(Records that describe figures)
..........

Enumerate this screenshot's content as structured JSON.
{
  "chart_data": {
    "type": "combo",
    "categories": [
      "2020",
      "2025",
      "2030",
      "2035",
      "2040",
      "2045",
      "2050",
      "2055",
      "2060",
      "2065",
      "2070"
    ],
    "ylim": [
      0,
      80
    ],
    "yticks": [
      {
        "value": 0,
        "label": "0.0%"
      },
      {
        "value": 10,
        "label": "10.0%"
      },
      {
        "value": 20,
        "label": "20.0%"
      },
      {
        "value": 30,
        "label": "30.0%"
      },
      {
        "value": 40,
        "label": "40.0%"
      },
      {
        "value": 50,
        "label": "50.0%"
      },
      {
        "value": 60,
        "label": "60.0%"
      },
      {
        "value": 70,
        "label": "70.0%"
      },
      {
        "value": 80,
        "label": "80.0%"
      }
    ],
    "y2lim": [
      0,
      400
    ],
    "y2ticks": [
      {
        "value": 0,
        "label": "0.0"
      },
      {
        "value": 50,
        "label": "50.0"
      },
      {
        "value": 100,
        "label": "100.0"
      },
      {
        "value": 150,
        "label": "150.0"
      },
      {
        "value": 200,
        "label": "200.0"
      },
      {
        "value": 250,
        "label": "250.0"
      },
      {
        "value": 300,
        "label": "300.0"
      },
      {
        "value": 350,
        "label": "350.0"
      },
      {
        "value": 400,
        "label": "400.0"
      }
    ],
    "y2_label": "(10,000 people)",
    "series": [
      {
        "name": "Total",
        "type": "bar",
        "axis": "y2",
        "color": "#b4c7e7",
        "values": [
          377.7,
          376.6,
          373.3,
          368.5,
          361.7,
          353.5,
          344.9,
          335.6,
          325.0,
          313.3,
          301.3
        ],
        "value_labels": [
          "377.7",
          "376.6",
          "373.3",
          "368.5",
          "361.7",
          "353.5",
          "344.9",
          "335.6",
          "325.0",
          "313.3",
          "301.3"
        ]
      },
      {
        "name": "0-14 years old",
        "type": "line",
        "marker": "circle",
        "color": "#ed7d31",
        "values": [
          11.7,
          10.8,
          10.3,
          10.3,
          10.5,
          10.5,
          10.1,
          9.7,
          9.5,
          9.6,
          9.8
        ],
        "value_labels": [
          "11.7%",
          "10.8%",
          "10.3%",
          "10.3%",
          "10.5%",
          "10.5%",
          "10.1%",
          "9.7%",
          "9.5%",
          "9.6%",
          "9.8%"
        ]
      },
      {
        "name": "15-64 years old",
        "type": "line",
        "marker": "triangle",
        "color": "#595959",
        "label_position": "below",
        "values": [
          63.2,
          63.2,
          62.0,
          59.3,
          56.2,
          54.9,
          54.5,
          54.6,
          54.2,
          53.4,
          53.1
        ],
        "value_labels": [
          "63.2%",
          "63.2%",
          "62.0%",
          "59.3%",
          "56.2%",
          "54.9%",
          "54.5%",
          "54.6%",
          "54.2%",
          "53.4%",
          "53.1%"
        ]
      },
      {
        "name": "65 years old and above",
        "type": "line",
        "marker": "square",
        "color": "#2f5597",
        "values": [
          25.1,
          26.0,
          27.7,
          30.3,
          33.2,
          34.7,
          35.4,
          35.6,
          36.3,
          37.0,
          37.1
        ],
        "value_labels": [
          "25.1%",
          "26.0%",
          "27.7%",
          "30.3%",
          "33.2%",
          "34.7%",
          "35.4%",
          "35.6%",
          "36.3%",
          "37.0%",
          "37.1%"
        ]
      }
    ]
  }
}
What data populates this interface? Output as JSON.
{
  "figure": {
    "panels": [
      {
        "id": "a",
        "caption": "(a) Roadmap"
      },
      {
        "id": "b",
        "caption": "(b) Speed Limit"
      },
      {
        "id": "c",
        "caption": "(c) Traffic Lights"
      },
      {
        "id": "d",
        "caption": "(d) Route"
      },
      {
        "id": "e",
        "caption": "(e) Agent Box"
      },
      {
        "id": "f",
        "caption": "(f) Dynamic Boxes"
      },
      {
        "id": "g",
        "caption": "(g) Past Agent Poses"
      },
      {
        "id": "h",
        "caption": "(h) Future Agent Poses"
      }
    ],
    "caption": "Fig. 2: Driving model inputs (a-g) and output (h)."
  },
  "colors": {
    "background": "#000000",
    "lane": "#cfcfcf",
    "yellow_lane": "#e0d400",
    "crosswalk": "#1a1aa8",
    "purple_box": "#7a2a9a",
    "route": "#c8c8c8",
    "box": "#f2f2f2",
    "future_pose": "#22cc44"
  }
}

..........

* **WHAT IS ASKED**:
Report only the number of lines that hold the word "JSON".

* **REPLY TO THE EXERCISE**:
2